— begin SOURCE EXCERPT —

This story tells us that without God’s gift of rain and without human presence ‘to till the ground,’ there would be no growth in the soil.

This second account of creation therefore presents humanity as co-creators with God, or partners with God in God’s plan for bringing creation to full fruition and growth.

Humanity is given responsibility for creation, but there are limits on the use of creation. We are not to see everything as ours, to do with it what we decide. We are created from the soil of the earth – the Hebrew name adam means ‘from the dust of the ground’ – and we are to cultivate and care for the earth (verse 15). Being God’s partners in the creation brings responsibilities for caring for that creation.

Our Psalm (Psalm 65) is a song of thanks for the Earth’s bounty.

All flesh, all people, all humanity, praise God for the harvest of the earth. He answers prayers and he forgives us our transgressions. The place to thank God for the goodness of creation is in prayer and in worship, for God is ‘the hope of all the ends of the earth and of the farthest seas’ (verse 5).

This psalm praises him for creation, for the earth and the seas, for soil and the rain, for the pastures and the hills, for the meadows and the valleys.

The Gospel reading (Luke 8: 22-35) introduces two miracles of very different kinds. One shows that Christ is the Lord of Creation, the other shows he the Lord of humanity. Together they show that he has authority over chaos in nature and chaos in humanity. We see the calming of the stormy seas, and the calming of a stormy personality, the calming of the waves and the calming of the mind.

— end SOURCE EXCERPT —
— begin RECORD SET —

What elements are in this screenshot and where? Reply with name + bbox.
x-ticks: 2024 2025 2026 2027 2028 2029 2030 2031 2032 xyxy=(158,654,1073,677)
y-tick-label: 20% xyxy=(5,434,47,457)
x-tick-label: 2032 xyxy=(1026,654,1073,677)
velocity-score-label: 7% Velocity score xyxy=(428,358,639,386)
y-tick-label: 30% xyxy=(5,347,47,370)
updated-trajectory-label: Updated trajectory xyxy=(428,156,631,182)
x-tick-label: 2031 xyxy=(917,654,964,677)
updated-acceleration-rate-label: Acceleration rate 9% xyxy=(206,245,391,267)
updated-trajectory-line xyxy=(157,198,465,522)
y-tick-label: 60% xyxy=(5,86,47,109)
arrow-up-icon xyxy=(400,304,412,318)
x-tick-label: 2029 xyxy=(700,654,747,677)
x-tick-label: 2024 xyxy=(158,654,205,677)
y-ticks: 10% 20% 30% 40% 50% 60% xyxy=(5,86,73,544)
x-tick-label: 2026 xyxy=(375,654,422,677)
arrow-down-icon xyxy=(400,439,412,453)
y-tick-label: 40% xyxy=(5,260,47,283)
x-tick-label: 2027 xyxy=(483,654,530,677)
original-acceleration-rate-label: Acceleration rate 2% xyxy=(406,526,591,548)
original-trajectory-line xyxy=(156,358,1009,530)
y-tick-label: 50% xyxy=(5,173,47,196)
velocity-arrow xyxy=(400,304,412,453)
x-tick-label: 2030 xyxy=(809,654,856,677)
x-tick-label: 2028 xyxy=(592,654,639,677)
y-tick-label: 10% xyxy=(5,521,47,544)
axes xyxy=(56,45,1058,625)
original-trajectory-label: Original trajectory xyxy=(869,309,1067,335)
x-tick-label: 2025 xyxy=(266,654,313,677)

— end RECORD SET —

■ REQUIRED TASK ■
Copy the creation passage between "This second account" and "fruition and growth.", inclusive, substituting "fellow workers" for "co-creators". The entries have no connection to the creation passage.

■ TASK OUTPUT ■
This second account of creation therefore presents humanity as fellow workers with God, or partners with God in God’s plan for bringing creation to full fruition and growth.